MATERIAL FOR THIS TASK –
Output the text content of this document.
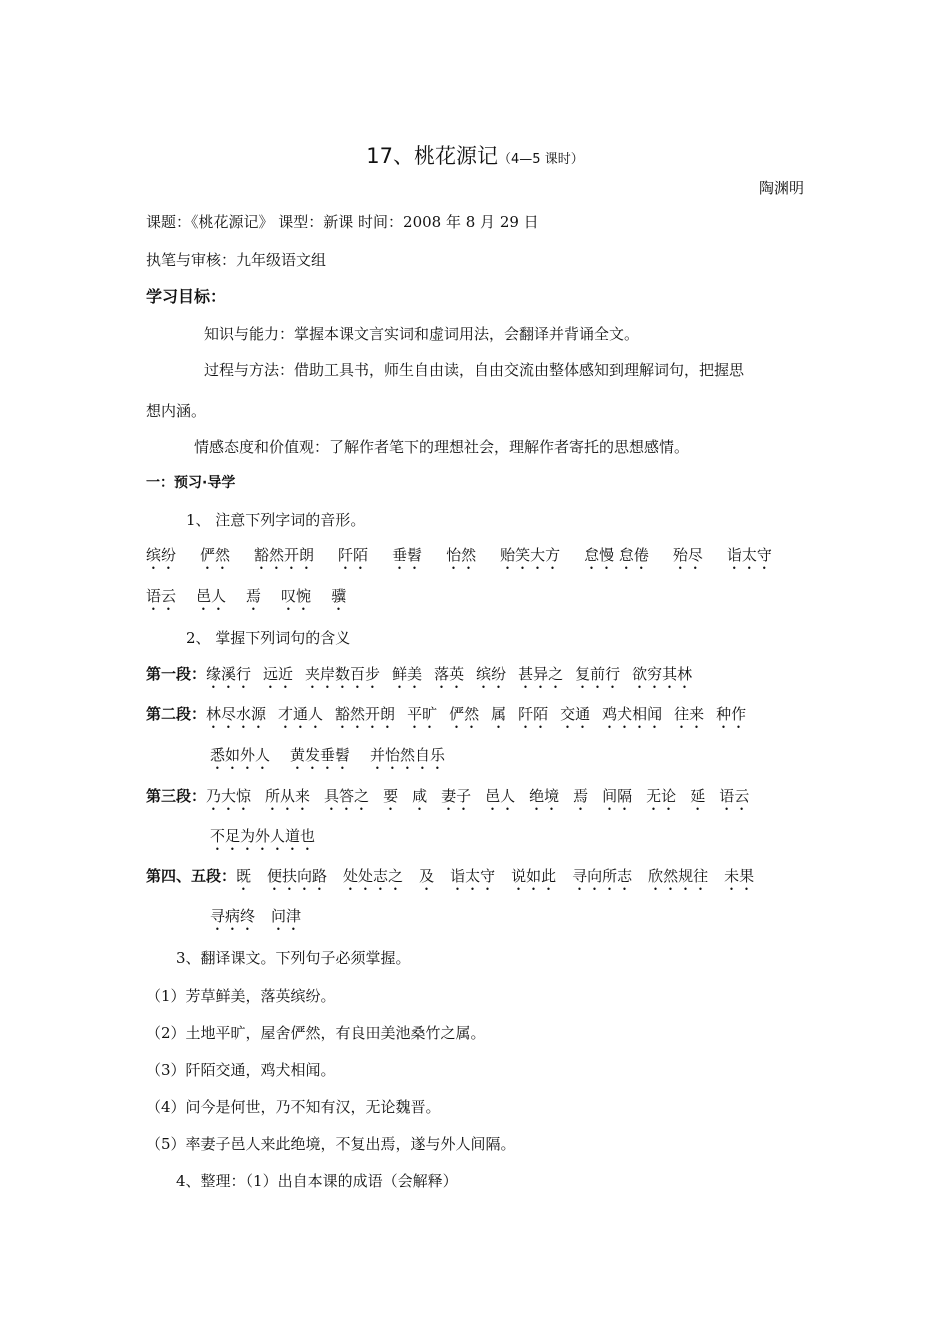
17、桃花源记（4—5 课时）
陶渊明
课题：《桃花源记》 课型：新课 时间：2008 年 8 月 29 日
执笔与审核：九年级语文组
学习目标：
知识与能力：掌握本课文言实词和虚词用法，会翻译并背诵全文。
过程与方法：借助工具书，师生自由读，自由交流由整体感知到理解词句，把握思
想内涵。
情感态度和价值观：了解作者笔下的理想社会，理解作者寄托的思想感情。
一：预习·导学
1、 注意下列字词的音形。
缤纷 俨然 豁然开朗 阡陌 垂髫 怡然 贻笑大方 怠慢 怠倦 殆尽 诣太守
语云 邑人 焉 叹惋 骥
2、 掌握下列词句的含义
第一段：缘溪行 远近 夹岸数百步 鲜美 落英 缤纷 甚异之 复前行 欲穷其林
第二段：林尽水源 才通人 豁然开朗 平旷 俨然 属 阡陌 交通 鸡犬相闻 往来 种作
悉如外人 黄发垂髫 并怡然自乐
第三段：乃大惊 所从来 具答之 要 咸 妻子 邑人 绝境 焉 间隔 无论 延 语云
不足为外人道也
第四、五段：既 便扶向路 处处志之 及 诣太守 说如此 寻向所志 欣然规往 未果
寻病终 问津
3、翻译课文。下列句子必须掌握。
（1）芳草鲜美，落英缤纷。
（2）土地平旷，屋舍俨然，有良田美池桑竹之属。
（3）阡陌交通，鸡犬相闻。
（4）问今是何世，乃不知有汉，无论魏晋。
（5）率妻子邑人来此绝境，不复出焉，遂与外人间隔。
4、整理：（1）出自本课的成语（会解释）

INSTRUCTIONS FOR THE TASK –
Return the material word for word. Pictures are not part of the copy.

TASK RESULT –
Output the text content of this document.
17、桃花源记（4—5 课时）
陶渊明
课题：《桃花源记》 课型：新课 时间：2008 年 8 月 29 日
执笔与审核：九年级语文组
学习目标：
知识与能力：掌握本课文言实词和虚词用法，会翻译并背诵全文。
过程与方法：借助工具书，师生自由读，自由交流由整体感知到理解词句，把握思
想内涵。
情感态度和价值观：了解作者笔下的理想社会，理解作者寄托的思想感情。
一：预习·导学
1、 注意下列字词的音形。
缤纷 俨然 豁然开朗 阡陌 垂髫 怡然 贻笑大方 怠慢 怠倦 殆尽 诣太守
语云 邑人 焉 叹惋 骥
2、 掌握下列词句的含义
第一段：缘溪行 远近 夹岸数百步 鲜美 落英 缤纷 甚异之 复前行 欲穷其林
第二段：林尽水源 才通人 豁然开朗 平旷 俨然 属 阡陌 交通 鸡犬相闻 往来 种作
悉如外人 黄发垂髫 并怡然自乐
第三段：乃大惊 所从来 具答之 要 咸 妻子 邑人 绝境 焉 间隔 无论 延 语云
不足为外人道也
第四、五段：既 便扶向路 处处志之 及 诣太守 说如此 寻向所志 欣然规往 未果
寻病终 问津
3、翻译课文。下列句子必须掌握。
（1）芳草鲜美，落英缤纷。
（2）土地平旷，屋舍俨然，有良田美池桑竹之属。
（3）阡陌交通，鸡犬相闻。
（4）问今是何世，乃不知有汉，无论魏晋。
（5）率妻子邑人来此绝境，不复出焉，遂与外人间隔。
4、整理：（1）出自本课的成语（会解释）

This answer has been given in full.